== DATASET EXCERPTS ==

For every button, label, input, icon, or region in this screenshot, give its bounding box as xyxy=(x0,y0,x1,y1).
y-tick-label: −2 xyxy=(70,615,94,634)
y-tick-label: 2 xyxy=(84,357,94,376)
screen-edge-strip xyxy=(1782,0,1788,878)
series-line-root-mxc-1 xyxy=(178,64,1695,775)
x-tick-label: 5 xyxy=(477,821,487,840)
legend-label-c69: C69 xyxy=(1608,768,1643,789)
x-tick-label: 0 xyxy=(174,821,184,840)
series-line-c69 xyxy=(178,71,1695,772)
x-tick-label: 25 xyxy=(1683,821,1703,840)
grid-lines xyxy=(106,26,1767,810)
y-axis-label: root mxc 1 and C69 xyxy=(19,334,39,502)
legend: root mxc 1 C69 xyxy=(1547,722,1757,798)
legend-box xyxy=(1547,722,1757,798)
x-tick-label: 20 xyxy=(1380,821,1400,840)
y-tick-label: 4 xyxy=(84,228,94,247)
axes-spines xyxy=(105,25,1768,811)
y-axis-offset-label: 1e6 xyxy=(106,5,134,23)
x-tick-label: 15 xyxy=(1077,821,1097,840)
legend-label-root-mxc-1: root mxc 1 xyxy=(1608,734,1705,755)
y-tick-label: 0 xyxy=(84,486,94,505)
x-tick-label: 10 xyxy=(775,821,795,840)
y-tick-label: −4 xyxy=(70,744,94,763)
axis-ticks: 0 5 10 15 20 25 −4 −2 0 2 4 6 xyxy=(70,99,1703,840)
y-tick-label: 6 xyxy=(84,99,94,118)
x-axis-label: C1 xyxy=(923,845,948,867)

===

List every line in the records above that contains the string "series", matching case exactly.

- OUTPUT OF THE EXERCISE
series-line-root-mxc-1 xyxy=(178,64,1695,775)
series-line-c69 xyxy=(178,71,1695,772)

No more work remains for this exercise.